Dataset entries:

++++++++

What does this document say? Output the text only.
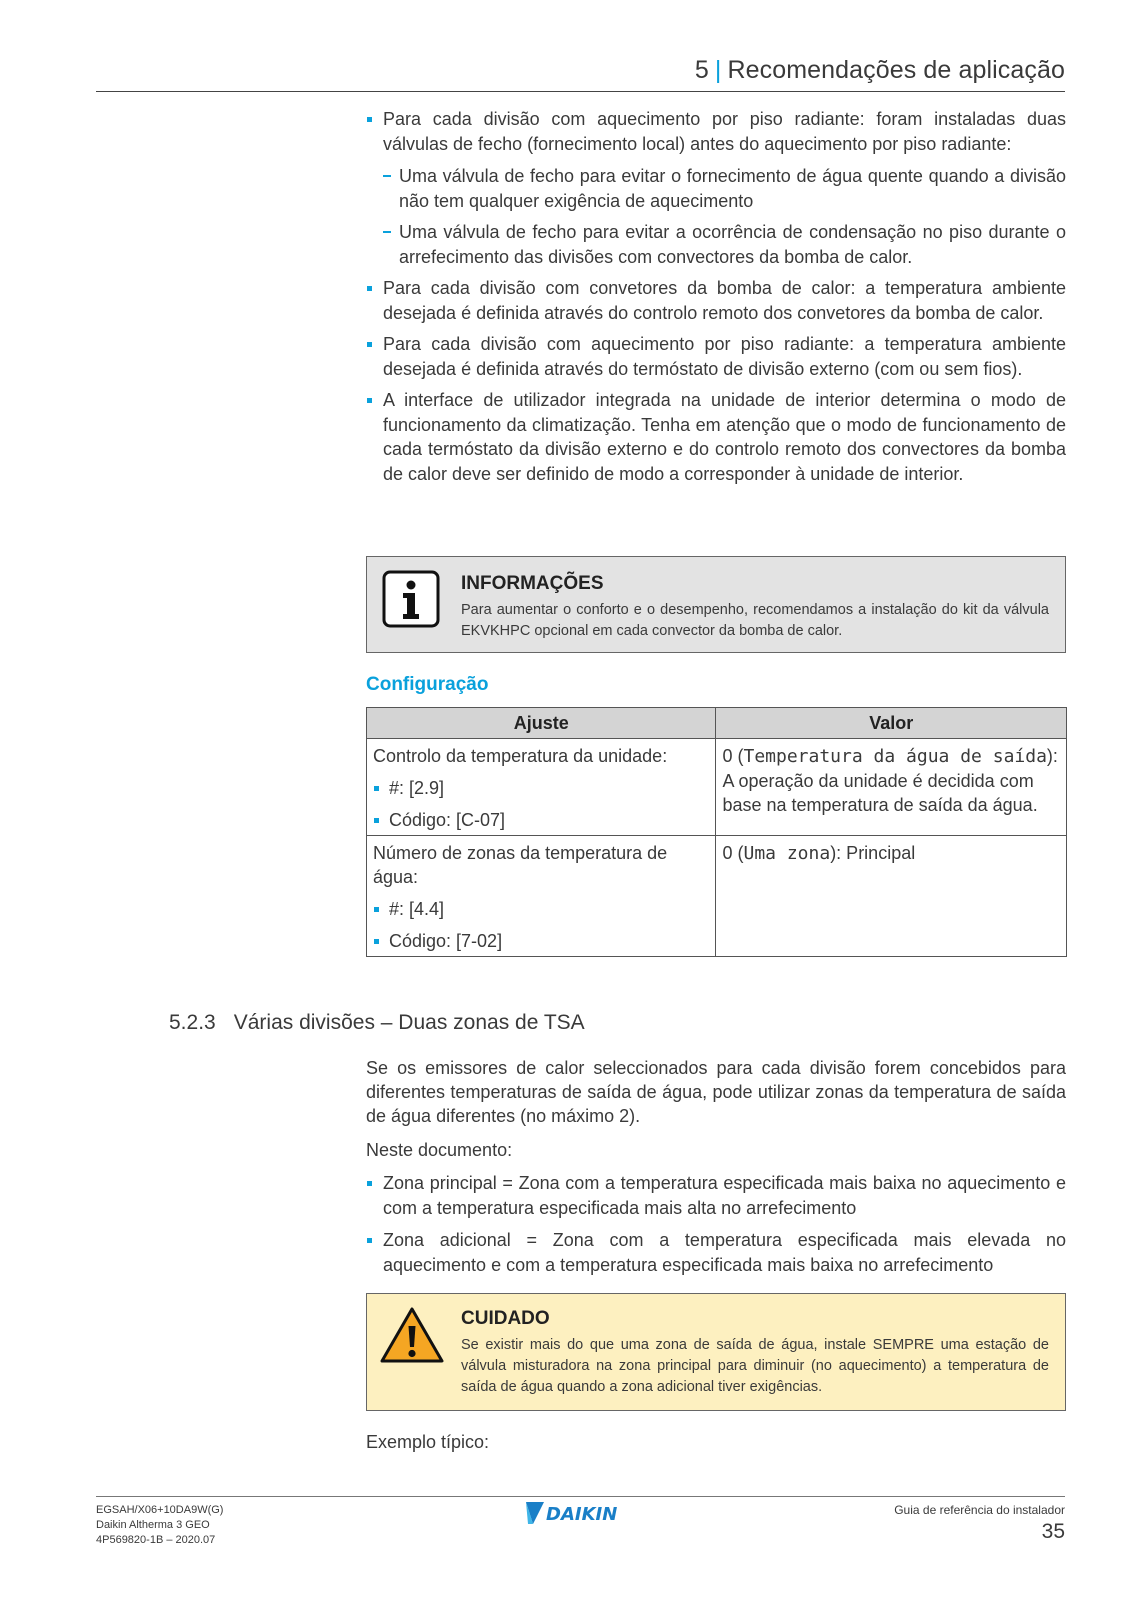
5 | Recomendações de aplicação
Para cada divisão com aquecimento por piso radiante: foram instaladas duas válvulas de fecho (fornecimento local) antes do aquecimento por piso radiante:
Uma válvula de fecho para evitar o fornecimento de água quente quando a divisão não tem qualquer exigência de aquecimento
Uma válvula de fecho para evitar a ocorrência de condensação no piso durante o arrefecimento das divisões com convectores da bomba de calor.
Para cada divisão com convetores da bomba de calor: a temperatura ambiente desejada é definida através do controlo remoto dos convetores da bomba de calor.
Para cada divisão com aquecimento por piso radiante: a temperatura ambiente desejada é definida através do termóstato de divisão externo (com ou sem fios).
A interface de utilizador integrada na unidade de interior determina o modo de funcionamento da climatização. Tenha em atenção que o modo de funcionamento de cada termóstato da divisão externo e do controlo remoto dos convectores da bomba de calor deve ser definido de modo a corresponder à unidade de interior.
INFORMAÇÕES
Para aumentar o conforto e o desempenho, recomendamos a instalação do kit da válvula EKVKHPC opcional em cada convector da bomba de calor.
Configuração
Ajuste	Valor

Controlo da temperatura da unidade:
#: [2.9]
Código: [C-07]	0 (Temperatura da água de saída): A operação da unidade é decidida com base na temperatura de saída da água.

Número de zonas da temperatura de água:
#: [4.4]
Código: [7-02]	0 (Uma zona): Principal
5.2.3 Várias divisões – Duas zonas de TSA

Se os emissores de calor seleccionados para cada divisão forem concebidos para diferentes temperaturas de saída de água, pode utilizar zonas da temperatura de saída de água diferentes (no máximo 2).

Neste documento:

Zona principal = Zona com a temperatura especificada mais baixa no aquecimento e com a temperatura especificada mais alta no arrefecimento
Zona adicional = Zona com a temperatura especificada mais elevada no aquecimento e com a temperatura especificada mais baixa no arrefecimento
CUIDADO
Se existir mais do que uma zona de saída de água, instale SEMPRE uma estação de válvula misturadora na zona principal para diminuir (no aquecimento) a temperatura de saída de água quando a zona adicional tiver exigências.

Exemplo típico:

EGSAH/X06+10DA9W(G)
Daikin Altherma 3 GEO
4P569820-1B – 2020.07
DAIKIN	Guia de referência do instalador
35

++++++++

(Short task)
How many of the lines above hold "radiante"? Answer with only the number.

(Response for this exercise)
2